== RECORDS FOR THIS TASK ==
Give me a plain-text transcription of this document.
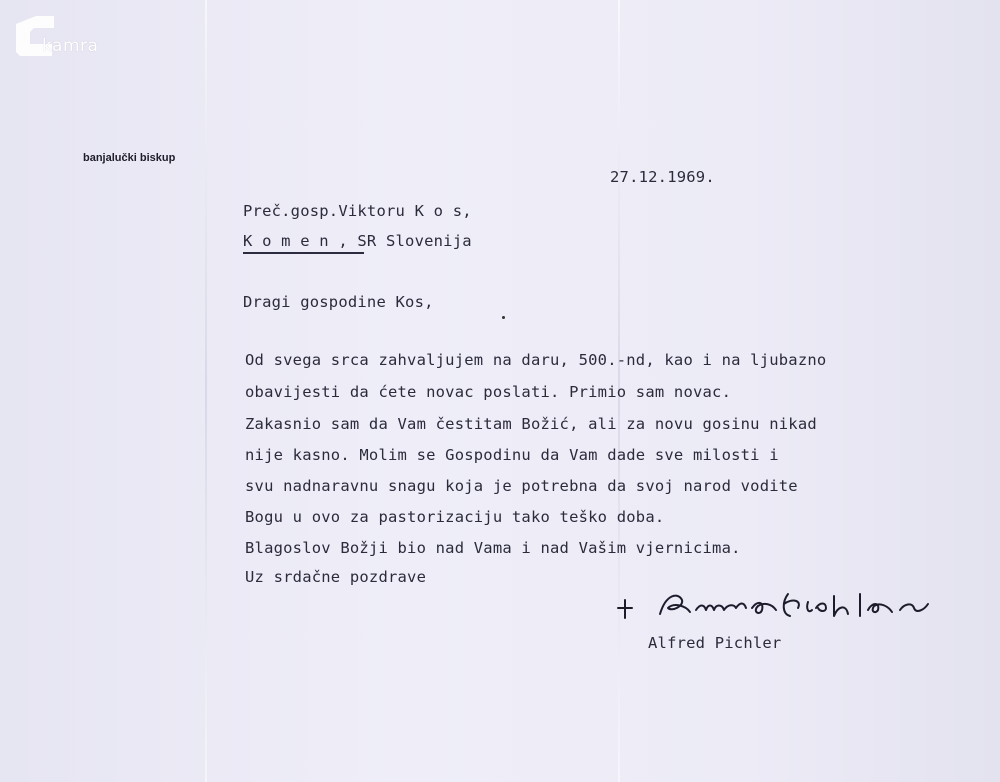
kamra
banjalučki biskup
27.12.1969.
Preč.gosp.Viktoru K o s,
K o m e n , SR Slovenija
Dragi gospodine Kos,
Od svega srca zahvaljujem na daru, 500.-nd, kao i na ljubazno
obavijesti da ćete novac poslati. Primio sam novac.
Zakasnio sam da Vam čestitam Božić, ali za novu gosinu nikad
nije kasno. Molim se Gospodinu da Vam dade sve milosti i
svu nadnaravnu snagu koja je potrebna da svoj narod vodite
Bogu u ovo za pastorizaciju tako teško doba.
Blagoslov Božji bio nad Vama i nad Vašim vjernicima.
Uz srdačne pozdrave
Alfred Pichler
===
== RECORDS FOR THIS TASK ==
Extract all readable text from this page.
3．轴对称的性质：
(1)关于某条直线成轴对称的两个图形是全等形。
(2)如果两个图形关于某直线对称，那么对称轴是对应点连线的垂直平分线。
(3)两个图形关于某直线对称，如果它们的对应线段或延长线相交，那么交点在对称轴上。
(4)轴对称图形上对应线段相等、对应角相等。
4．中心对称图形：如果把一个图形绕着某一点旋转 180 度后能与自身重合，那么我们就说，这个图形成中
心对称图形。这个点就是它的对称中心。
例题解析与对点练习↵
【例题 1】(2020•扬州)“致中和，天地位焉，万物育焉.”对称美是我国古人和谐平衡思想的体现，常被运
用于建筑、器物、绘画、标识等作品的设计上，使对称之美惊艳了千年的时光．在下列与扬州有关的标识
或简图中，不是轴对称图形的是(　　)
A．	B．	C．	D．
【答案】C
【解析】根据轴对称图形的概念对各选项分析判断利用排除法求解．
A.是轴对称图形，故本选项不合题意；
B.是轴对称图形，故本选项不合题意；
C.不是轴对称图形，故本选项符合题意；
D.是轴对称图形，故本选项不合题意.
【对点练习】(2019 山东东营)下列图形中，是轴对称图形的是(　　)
===
TASK | Of all the lines in the entries, how many contain the word "text"? Give only the number.

ANSWER | 2